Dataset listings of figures
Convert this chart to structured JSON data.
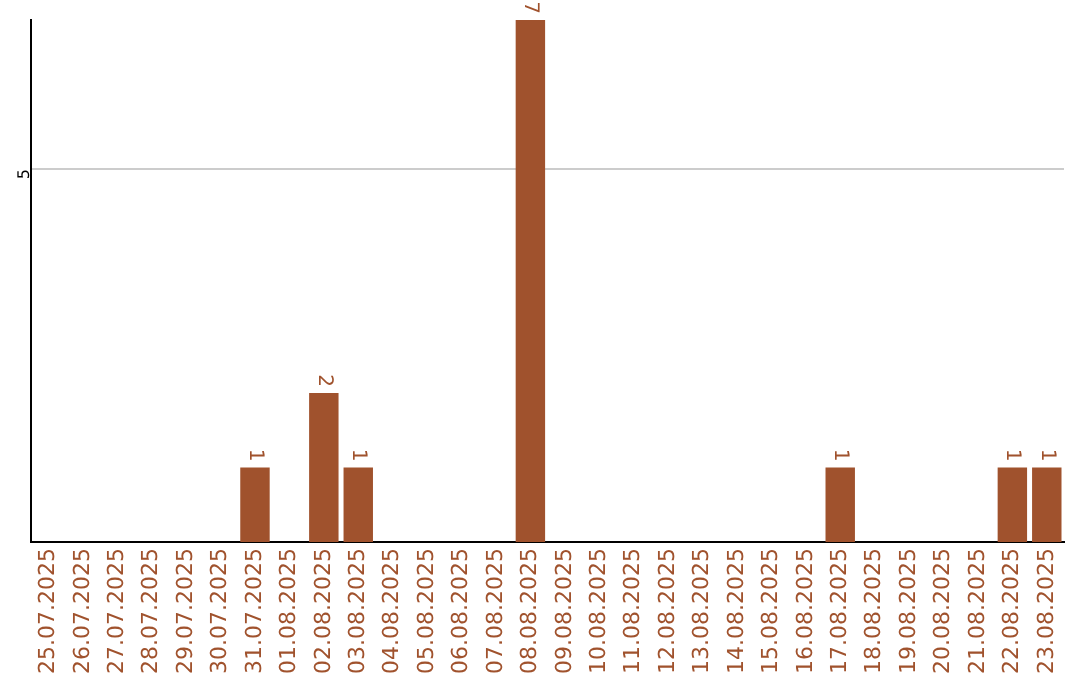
{
  "chart_data": {
    "type": "bar",
    "categories": [
      "25.07.2025",
      "26.07.2025",
      "27.07.2025",
      "28.07.2025",
      "29.07.2025",
      "30.07.2025",
      "31.07.2025",
      "01.08.2025",
      "02.08.2025",
      "03.08.2025",
      "04.08.2025",
      "05.08.2025",
      "06.08.2025",
      "07.08.2025",
      "08.08.2025",
      "09.08.2025",
      "10.08.2025",
      "11.08.2025",
      "12.08.2025",
      "13.08.2025",
      "14.08.2025",
      "15.08.2025",
      "16.08.2025",
      "17.08.2025",
      "18.08.2025",
      "19.08.2025",
      "20.08.2025",
      "21.08.2025",
      "22.08.2025",
      "23.08.2025"
    ],
    "values": [
      0,
      0,
      0,
      0,
      0,
      0,
      1,
      0,
      2,
      1,
      0,
      0,
      0,
      0,
      7,
      0,
      0,
      0,
      0,
      0,
      0,
      0,
      0,
      1,
      0,
      0,
      0,
      0,
      1,
      1
    ],
    "value_labels": [
      null,
      null,
      null,
      null,
      null,
      null,
      "1",
      null,
      "2",
      "1",
      null,
      null,
      null,
      null,
      "7",
      null,
      null,
      null,
      null,
      null,
      null,
      null,
      null,
      "1",
      null,
      null,
      null,
      null,
      "1",
      "1"
    ],
    "color": "#a0522d",
    "ylim": [
      0,
      7
    ],
    "yticks": [
      5
    ],
    "grid": "y",
    "legend": false
  }
}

▸ WHAT THE TASK REQUIRES
Word for word, quote the full listing, omitting every picture.

▸ SOLUTION
Convert this chart to structured JSON data.
{
  "chart_data": {
    "type": "bar",
    "categories": [
      "25.07.2025",
      "26.07.2025",
      "27.07.2025",
      "28.07.2025",
      "29.07.2025",
      "30.07.2025",
      "31.07.2025",
      "01.08.2025",
      "02.08.2025",
      "03.08.2025",
      "04.08.2025",
      "05.08.2025",
      "06.08.2025",
      "07.08.2025",
      "08.08.2025",
      "09.08.2025",
      "10.08.2025",
      "11.08.2025",
      "12.08.2025",
      "13.08.2025",
      "14.08.2025",
      "15.08.2025",
      "16.08.2025",
      "17.08.2025",
      "18.08.2025",
      "19.08.2025",
      "20.08.2025",
      "21.08.2025",
      "22.08.2025",
      "23.08.2025"
    ],
    "values": [
      0,
      0,
      0,
      0,
      0,
      0,
      1,
      0,
      2,
      1,
      0,
      0,
      0,
      0,
      7,
      0,
      0,
      0,
      0,
      0,
      0,
      0,
      0,
      1,
      0,
      0,
      0,
      0,
      1,
      1
    ],
    "value_labels": [
      null,
      null,
      null,
      null,
      null,
      null,
      "1",
      null,
      "2",
      "1",
      null,
      null,
      null,
      null,
      "7",
      null,
      null,
      null,
      null,
      null,
      null,
      null,
      null,
      "1",
      null,
      null,
      null,
      null,
      "1",
      "1"
    ],
    "color": "#a0522d",
    "ylim": [
      0,
      7
    ],
    "yticks": [
      5
    ],
    "grid": "y",
    "legend": false
  }
}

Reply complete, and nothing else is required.